▶ **WHAT YOU ARE ASKED TO DO**
Please give the entries again in full and exactly, without any picture.

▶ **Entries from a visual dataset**
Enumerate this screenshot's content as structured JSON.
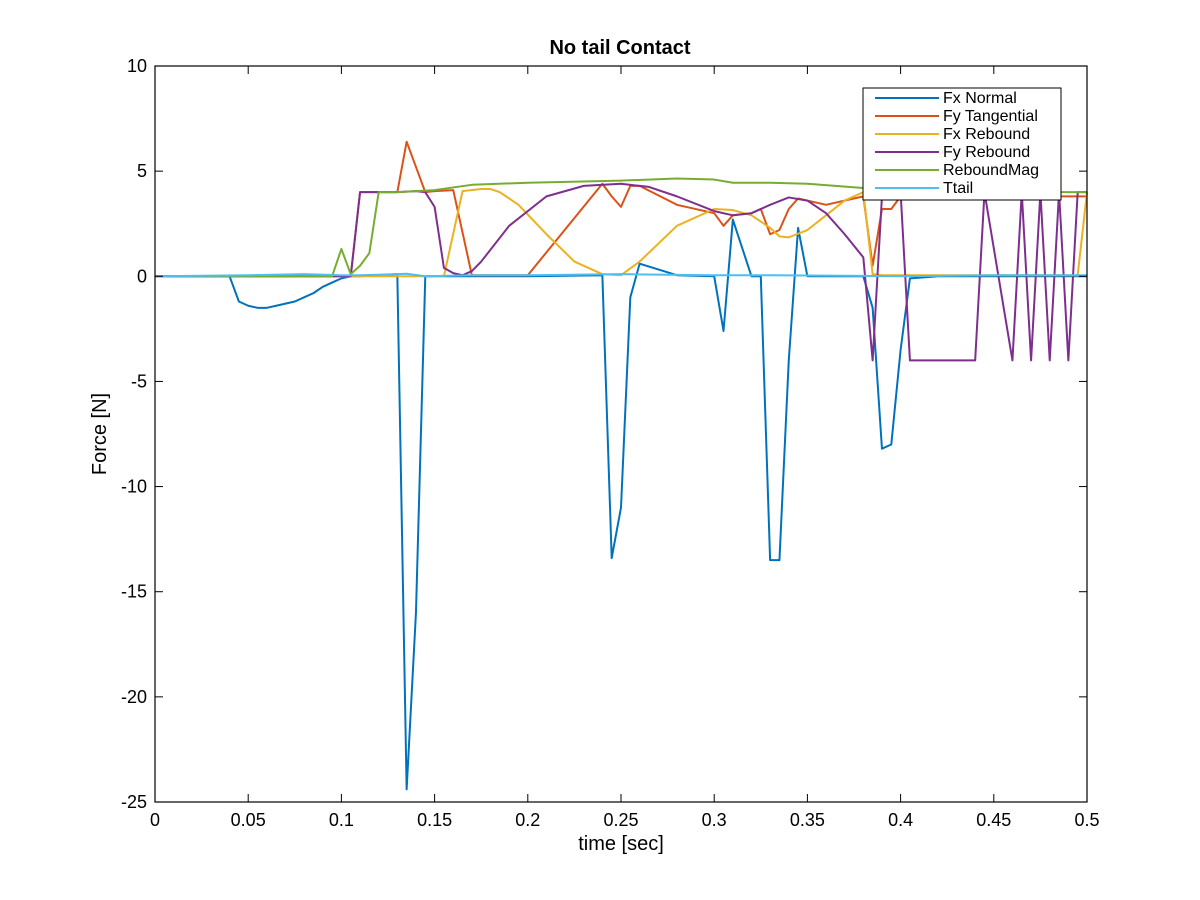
{
  "chart_data": {
    "type": "line",
    "title": "No tail Contact",
    "xlabel": "time [sec]",
    "ylabel": "Force [N]",
    "xlim": [
      0,
      0.5
    ],
    "ylim": [
      -25,
      10
    ],
    "xticks": [
      0,
      0.05,
      0.1,
      0.15,
      0.2,
      0.25,
      0.3,
      0.35,
      0.4,
      0.45,
      0.5
    ],
    "xtick_labels": [
      "0",
      "0.05",
      "0.1",
      "0.15",
      "0.2",
      "0.25",
      "0.3",
      "0.35",
      "0.4",
      "0.45",
      "0.5"
    ],
    "yticks": [
      -25,
      -20,
      -15,
      -10,
      -5,
      0,
      5,
      10
    ],
    "ytick_labels": [
      "-25",
      "-20",
      "-15",
      "-10",
      "-5",
      "0",
      "5",
      "10"
    ],
    "grid": false,
    "legend_position": "top-right",
    "series": [
      {
        "name": "Fx Normal",
        "color": "#0072BD",
        "x": [
          0,
          0.04,
          0.045,
          0.05,
          0.055,
          0.06,
          0.065,
          0.07,
          0.075,
          0.08,
          0.085,
          0.09,
          0.095,
          0.1,
          0.105,
          0.11,
          0.12,
          0.13,
          0.135,
          0.14,
          0.145,
          0.15,
          0.16,
          0.17,
          0.2,
          0.24,
          0.245,
          0.25,
          0.255,
          0.26,
          0.28,
          0.3,
          0.305,
          0.31,
          0.32,
          0.325,
          0.33,
          0.335,
          0.34,
          0.345,
          0.35,
          0.38,
          0.385,
          0.39,
          0.395,
          0.4,
          0.405,
          0.42,
          0.45,
          0.5
        ],
        "y": [
          0,
          0,
          -1.2,
          -1.4,
          -1.5,
          -1.5,
          -1.4,
          -1.3,
          -1.2,
          -1.0,
          -0.8,
          -0.5,
          -0.3,
          -0.1,
          0,
          0,
          0.05,
          0.1,
          -24.4,
          -16,
          0,
          0,
          0,
          0,
          0,
          0.05,
          -13.4,
          -11,
          -1,
          0.6,
          0.05,
          0,
          -2.6,
          2.7,
          0,
          0,
          -13.5,
          -13.5,
          -4,
          2.3,
          0,
          0,
          -1.5,
          -8.2,
          -8.0,
          -3.5,
          -0.1,
          0,
          0,
          0
        ]
      },
      {
        "name": "Fy Tangential",
        "color": "#D95319",
        "x": [
          0,
          0.1,
          0.105,
          0.11,
          0.13,
          0.135,
          0.14,
          0.145,
          0.15,
          0.16,
          0.17,
          0.2,
          0.24,
          0.245,
          0.25,
          0.255,
          0.26,
          0.28,
          0.3,
          0.305,
          0.31,
          0.32,
          0.325,
          0.33,
          0.335,
          0.34,
          0.345,
          0.35,
          0.36,
          0.38,
          0.385,
          0.39,
          0.395,
          0.4,
          0.405,
          0.41,
          0.44,
          0.5
        ],
        "y": [
          0,
          0,
          0,
          4.0,
          4.0,
          6.4,
          5.2,
          4.0,
          4.05,
          4.1,
          0.05,
          0.05,
          4.4,
          3.8,
          3.3,
          4.3,
          4.3,
          3.4,
          3.0,
          2.4,
          2.9,
          3.0,
          3.2,
          2.0,
          2.2,
          3.2,
          3.7,
          3.6,
          3.4,
          3.8,
          0.5,
          3.2,
          3.2,
          3.8,
          3.8,
          3.8,
          3.8,
          3.8
        ]
      },
      {
        "name": "Fx Rebound",
        "color": "#EDB120",
        "x": [
          0,
          0.155,
          0.165,
          0.175,
          0.18,
          0.185,
          0.195,
          0.21,
          0.225,
          0.24,
          0.25,
          0.26,
          0.28,
          0.3,
          0.31,
          0.32,
          0.33,
          0.335,
          0.34,
          0.35,
          0.36,
          0.37,
          0.38,
          0.385,
          0.39,
          0.4,
          0.42,
          0.44,
          0.46,
          0.49,
          0.495,
          0.5
        ],
        "y": [
          0,
          0,
          4.05,
          4.15,
          4.15,
          4.0,
          3.4,
          2.0,
          0.7,
          0.1,
          0.05,
          0.7,
          2.4,
          3.2,
          3.15,
          2.9,
          2.3,
          1.9,
          1.85,
          2.2,
          2.9,
          3.6,
          4.0,
          0.1,
          0.05,
          0.05,
          0.05,
          0.05,
          0.05,
          0.05,
          0.05,
          4.0
        ]
      },
      {
        "name": "Fy Rebound",
        "color": "#7E2F8E",
        "x": [
          0,
          0.1,
          0.105,
          0.11,
          0.13,
          0.14,
          0.145,
          0.15,
          0.155,
          0.16,
          0.165,
          0.17,
          0.175,
          0.19,
          0.21,
          0.23,
          0.25,
          0.265,
          0.28,
          0.3,
          0.31,
          0.32,
          0.33,
          0.34,
          0.35,
          0.36,
          0.37,
          0.38,
          0.385,
          0.39,
          0.395,
          0.4,
          0.405,
          0.44,
          0.445,
          0.46,
          0.465,
          0.47,
          0.475,
          0.48,
          0.485,
          0.49,
          0.495,
          0.5
        ],
        "y": [
          0,
          0,
          0,
          4.0,
          4.0,
          4.05,
          4.0,
          3.3,
          0.4,
          0.15,
          0.05,
          0.25,
          0.7,
          2.4,
          3.8,
          4.3,
          4.4,
          4.25,
          3.8,
          3.1,
          2.9,
          3.0,
          3.4,
          3.75,
          3.6,
          3.0,
          2.0,
          0.9,
          -4.0,
          3.8,
          3.8,
          4.0,
          -4.0,
          -4.0,
          4.0,
          -4.0,
          4.0,
          -4.0,
          4.0,
          -4.0,
          4.0,
          -4.0,
          4.0,
          4.0
        ]
      },
      {
        "name": "ReboundMag",
        "color": "#77AC30",
        "x": [
          0,
          0.095,
          0.1,
          0.105,
          0.11,
          0.115,
          0.12,
          0.13,
          0.15,
          0.17,
          0.2,
          0.25,
          0.28,
          0.3,
          0.31,
          0.33,
          0.35,
          0.38,
          0.4,
          0.42,
          0.45,
          0.5
        ],
        "y": [
          0,
          0,
          1.3,
          0.1,
          0.5,
          1.1,
          4.0,
          4.0,
          4.1,
          4.35,
          4.45,
          4.55,
          4.65,
          4.6,
          4.45,
          4.45,
          4.4,
          4.2,
          4.1,
          4.05,
          4.0,
          4.0
        ]
      },
      {
        "name": "Ttail",
        "color": "#4DBEEE",
        "x": [
          0,
          0.05,
          0.08,
          0.1,
          0.11,
          0.13,
          0.135,
          0.145,
          0.17,
          0.2,
          0.25,
          0.3,
          0.33,
          0.38,
          0.4,
          0.45,
          0.5
        ],
        "y": [
          0,
          0.05,
          0.1,
          0.05,
          0.05,
          0.1,
          0.12,
          0,
          0.05,
          0.05,
          0.1,
          0.05,
          0.05,
          0.02,
          0,
          0.05,
          0.05
        ]
      }
    ]
  }
}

▶ **PROBLEM SOLUTION**
Enumerate this screenshot's content as structured JSON.
{
  "chart_data": {
    "type": "line",
    "title": "No tail Contact",
    "xlabel": "time [sec]",
    "ylabel": "Force [N]",
    "xlim": [
      0,
      0.5
    ],
    "ylim": [
      -25,
      10
    ],
    "xticks": [
      0,
      0.05,
      0.1,
      0.15,
      0.2,
      0.25,
      0.3,
      0.35,
      0.4,
      0.45,
      0.5
    ],
    "xtick_labels": [
      "0",
      "0.05",
      "0.1",
      "0.15",
      "0.2",
      "0.25",
      "0.3",
      "0.35",
      "0.4",
      "0.45",
      "0.5"
    ],
    "yticks": [
      -25,
      -20,
      -15,
      -10,
      -5,
      0,
      5,
      10
    ],
    "ytick_labels": [
      "-25",
      "-20",
      "-15",
      "-10",
      "-5",
      "0",
      "5",
      "10"
    ],
    "grid": false,
    "legend_position": "top-right",
    "series": [
      {
        "name": "Fx Normal",
        "color": "#0072BD",
        "x": [
          0,
          0.04,
          0.045,
          0.05,
          0.055,
          0.06,
          0.065,
          0.07,
          0.075,
          0.08,
          0.085,
          0.09,
          0.095,
          0.1,
          0.105,
          0.11,
          0.12,
          0.13,
          0.135,
          0.14,
          0.145,
          0.15,
          0.16,
          0.17,
          0.2,
          0.24,
          0.245,
          0.25,
          0.255,
          0.26,
          0.28,
          0.3,
          0.305,
          0.31,
          0.32,
          0.325,
          0.33,
          0.335,
          0.34,
          0.345,
          0.35,
          0.38,
          0.385,
          0.39,
          0.395,
          0.4,
          0.405,
          0.42,
          0.45,
          0.5
        ],
        "y": [
          0,
          0,
          -1.2,
          -1.4,
          -1.5,
          -1.5,
          -1.4,
          -1.3,
          -1.2,
          -1.0,
          -0.8,
          -0.5,
          -0.3,
          -0.1,
          0,
          0,
          0.05,
          0.1,
          -24.4,
          -16,
          0,
          0,
          0,
          0,
          0,
          0.05,
          -13.4,
          -11,
          -1,
          0.6,
          0.05,
          0,
          -2.6,
          2.7,
          0,
          0,
          -13.5,
          -13.5,
          -4,
          2.3,
          0,
          0,
          -1.5,
          -8.2,
          -8.0,
          -3.5,
          -0.1,
          0,
          0,
          0
        ]
      },
      {
        "name": "Fy Tangential",
        "color": "#D95319",
        "x": [
          0,
          0.1,
          0.105,
          0.11,
          0.13,
          0.135,
          0.14,
          0.145,
          0.15,
          0.16,
          0.17,
          0.2,
          0.24,
          0.245,
          0.25,
          0.255,
          0.26,
          0.28,
          0.3,
          0.305,
          0.31,
          0.32,
          0.325,
          0.33,
          0.335,
          0.34,
          0.345,
          0.35,
          0.36,
          0.38,
          0.385,
          0.39,
          0.395,
          0.4,
          0.405,
          0.41,
          0.44,
          0.5
        ],
        "y": [
          0,
          0,
          0,
          4.0,
          4.0,
          6.4,
          5.2,
          4.0,
          4.05,
          4.1,
          0.05,
          0.05,
          4.4,
          3.8,
          3.3,
          4.3,
          4.3,
          3.4,
          3.0,
          2.4,
          2.9,
          3.0,
          3.2,
          2.0,
          2.2,
          3.2,
          3.7,
          3.6,
          3.4,
          3.8,
          0.5,
          3.2,
          3.2,
          3.8,
          3.8,
          3.8,
          3.8,
          3.8
        ]
      },
      {
        "name": "Fx Rebound",
        "color": "#EDB120",
        "x": [
          0,
          0.155,
          0.165,
          0.175,
          0.18,
          0.185,
          0.195,
          0.21,
          0.225,
          0.24,
          0.25,
          0.26,
          0.28,
          0.3,
          0.31,
          0.32,
          0.33,
          0.335,
          0.34,
          0.35,
          0.36,
          0.37,
          0.38,
          0.385,
          0.39,
          0.4,
          0.42,
          0.44,
          0.46,
          0.49,
          0.495,
          0.5
        ],
        "y": [
          0,
          0,
          4.05,
          4.15,
          4.15,
          4.0,
          3.4,
          2.0,
          0.7,
          0.1,
          0.05,
          0.7,
          2.4,
          3.2,
          3.15,
          2.9,
          2.3,
          1.9,
          1.85,
          2.2,
          2.9,
          3.6,
          4.0,
          0.1,
          0.05,
          0.05,
          0.05,
          0.05,
          0.05,
          0.05,
          0.05,
          4.0
        ]
      },
      {
        "name": "Fy Rebound",
        "color": "#7E2F8E",
        "x": [
          0,
          0.1,
          0.105,
          0.11,
          0.13,
          0.14,
          0.145,
          0.15,
          0.155,
          0.16,
          0.165,
          0.17,
          0.175,
          0.19,
          0.21,
          0.23,
          0.25,
          0.265,
          0.28,
          0.3,
          0.31,
          0.32,
          0.33,
          0.34,
          0.35,
          0.36,
          0.37,
          0.38,
          0.385,
          0.39,
          0.395,
          0.4,
          0.405,
          0.44,
          0.445,
          0.46,
          0.465,
          0.47,
          0.475,
          0.48,
          0.485,
          0.49,
          0.495,
          0.5
        ],
        "y": [
          0,
          0,
          0,
          4.0,
          4.0,
          4.05,
          4.0,
          3.3,
          0.4,
          0.15,
          0.05,
          0.25,
          0.7,
          2.4,
          3.8,
          4.3,
          4.4,
          4.25,
          3.8,
          3.1,
          2.9,
          3.0,
          3.4,
          3.75,
          3.6,
          3.0,
          2.0,
          0.9,
          -4.0,
          3.8,
          3.8,
          4.0,
          -4.0,
          -4.0,
          4.0,
          -4.0,
          4.0,
          -4.0,
          4.0,
          -4.0,
          4.0,
          -4.0,
          4.0,
          4.0
        ]
      },
      {
        "name": "ReboundMag",
        "color": "#77AC30",
        "x": [
          0,
          0.095,
          0.1,
          0.105,
          0.11,
          0.115,
          0.12,
          0.13,
          0.15,
          0.17,
          0.2,
          0.25,
          0.28,
          0.3,
          0.31,
          0.33,
          0.35,
          0.38,
          0.4,
          0.42,
          0.45,
          0.5
        ],
        "y": [
          0,
          0,
          1.3,
          0.1,
          0.5,
          1.1,
          4.0,
          4.0,
          4.1,
          4.35,
          4.45,
          4.55,
          4.65,
          4.6,
          4.45,
          4.45,
          4.4,
          4.2,
          4.1,
          4.05,
          4.0,
          4.0
        ]
      },
      {
        "name": "Ttail",
        "color": "#4DBEEE",
        "x": [
          0,
          0.05,
          0.08,
          0.1,
          0.11,
          0.13,
          0.135,
          0.145,
          0.17,
          0.2,
          0.25,
          0.3,
          0.33,
          0.38,
          0.4,
          0.45,
          0.5
        ],
        "y": [
          0,
          0.05,
          0.1,
          0.05,
          0.05,
          0.1,
          0.12,
          0,
          0.05,
          0.05,
          0.1,
          0.05,
          0.05,
          0.02,
          0,
          0.05,
          0.05
        ]
      }
    ]
  }
}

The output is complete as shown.